Where a line contains the word "การาม", copy that line.

══ Material supplied ══

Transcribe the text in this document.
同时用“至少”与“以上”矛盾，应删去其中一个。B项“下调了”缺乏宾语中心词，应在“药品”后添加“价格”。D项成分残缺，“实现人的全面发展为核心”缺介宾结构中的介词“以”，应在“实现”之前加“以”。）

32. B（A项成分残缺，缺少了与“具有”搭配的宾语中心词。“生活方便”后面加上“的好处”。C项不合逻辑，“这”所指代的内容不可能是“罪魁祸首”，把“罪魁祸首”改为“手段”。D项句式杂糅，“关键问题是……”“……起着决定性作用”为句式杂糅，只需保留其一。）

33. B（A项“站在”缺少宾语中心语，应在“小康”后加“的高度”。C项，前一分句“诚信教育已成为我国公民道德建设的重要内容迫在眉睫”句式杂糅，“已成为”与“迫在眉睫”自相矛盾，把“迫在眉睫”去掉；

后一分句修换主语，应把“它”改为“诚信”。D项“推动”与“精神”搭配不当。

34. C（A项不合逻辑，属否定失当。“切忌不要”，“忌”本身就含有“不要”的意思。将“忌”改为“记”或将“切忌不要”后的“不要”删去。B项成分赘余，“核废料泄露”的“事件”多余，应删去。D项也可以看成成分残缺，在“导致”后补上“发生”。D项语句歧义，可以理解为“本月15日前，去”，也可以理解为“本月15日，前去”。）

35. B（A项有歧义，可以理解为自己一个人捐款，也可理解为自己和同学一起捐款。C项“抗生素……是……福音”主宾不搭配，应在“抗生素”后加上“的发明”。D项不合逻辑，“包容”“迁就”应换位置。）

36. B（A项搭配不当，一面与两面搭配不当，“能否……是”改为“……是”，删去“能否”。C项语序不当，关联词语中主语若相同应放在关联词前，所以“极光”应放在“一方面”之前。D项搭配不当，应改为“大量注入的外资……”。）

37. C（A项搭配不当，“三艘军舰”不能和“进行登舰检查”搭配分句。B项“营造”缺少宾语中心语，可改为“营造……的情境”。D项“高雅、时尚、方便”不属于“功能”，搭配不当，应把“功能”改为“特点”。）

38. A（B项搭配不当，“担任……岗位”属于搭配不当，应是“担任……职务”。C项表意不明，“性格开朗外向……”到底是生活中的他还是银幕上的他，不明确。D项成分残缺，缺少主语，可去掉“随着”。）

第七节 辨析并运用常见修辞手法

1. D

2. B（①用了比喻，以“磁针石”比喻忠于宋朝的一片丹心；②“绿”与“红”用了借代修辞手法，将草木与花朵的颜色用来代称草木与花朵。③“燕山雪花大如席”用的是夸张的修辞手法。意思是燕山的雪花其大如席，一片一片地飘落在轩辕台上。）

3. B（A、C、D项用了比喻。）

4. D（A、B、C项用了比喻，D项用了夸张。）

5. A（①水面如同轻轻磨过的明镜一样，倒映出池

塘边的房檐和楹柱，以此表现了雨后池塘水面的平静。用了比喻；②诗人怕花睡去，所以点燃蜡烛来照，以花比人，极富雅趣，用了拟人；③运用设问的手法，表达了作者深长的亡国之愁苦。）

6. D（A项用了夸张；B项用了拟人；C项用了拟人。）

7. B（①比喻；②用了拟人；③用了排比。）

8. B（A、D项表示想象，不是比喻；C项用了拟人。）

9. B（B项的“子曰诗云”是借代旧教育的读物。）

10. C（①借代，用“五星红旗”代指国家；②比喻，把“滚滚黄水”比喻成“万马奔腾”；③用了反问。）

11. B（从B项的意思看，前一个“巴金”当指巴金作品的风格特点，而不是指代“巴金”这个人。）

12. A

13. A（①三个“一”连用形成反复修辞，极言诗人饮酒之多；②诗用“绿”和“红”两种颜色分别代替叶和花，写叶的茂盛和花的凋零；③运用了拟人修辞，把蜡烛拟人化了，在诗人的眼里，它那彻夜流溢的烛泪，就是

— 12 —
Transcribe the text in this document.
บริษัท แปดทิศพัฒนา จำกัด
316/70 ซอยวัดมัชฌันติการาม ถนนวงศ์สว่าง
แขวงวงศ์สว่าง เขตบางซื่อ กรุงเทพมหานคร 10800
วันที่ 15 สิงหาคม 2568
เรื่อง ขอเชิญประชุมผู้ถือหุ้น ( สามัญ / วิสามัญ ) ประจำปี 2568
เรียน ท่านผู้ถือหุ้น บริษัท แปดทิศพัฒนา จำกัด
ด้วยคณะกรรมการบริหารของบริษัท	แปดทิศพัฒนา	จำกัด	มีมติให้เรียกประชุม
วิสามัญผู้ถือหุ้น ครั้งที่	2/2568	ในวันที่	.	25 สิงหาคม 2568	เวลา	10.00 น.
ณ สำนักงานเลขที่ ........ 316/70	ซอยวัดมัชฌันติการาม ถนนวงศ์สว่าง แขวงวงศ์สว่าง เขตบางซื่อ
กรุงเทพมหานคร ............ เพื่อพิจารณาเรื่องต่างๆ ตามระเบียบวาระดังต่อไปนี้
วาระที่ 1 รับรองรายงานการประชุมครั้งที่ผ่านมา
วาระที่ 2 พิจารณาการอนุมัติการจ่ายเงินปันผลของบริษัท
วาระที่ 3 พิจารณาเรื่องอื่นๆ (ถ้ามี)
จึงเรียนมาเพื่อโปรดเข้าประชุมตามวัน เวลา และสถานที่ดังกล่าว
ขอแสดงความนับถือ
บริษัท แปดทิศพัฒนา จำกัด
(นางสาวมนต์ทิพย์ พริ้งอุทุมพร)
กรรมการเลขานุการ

═══

• Written answer
316/70 ซอยวัดมัชฌันติการาม ถนนวงศ์สว่าง
ณ สำนักงานเลขที่ ........ 316/70	ซอยวัดมัชฌันติการาม ถนนวงศ์สว่าง แขวงวงศ์สว่าง เขตบางซื่อ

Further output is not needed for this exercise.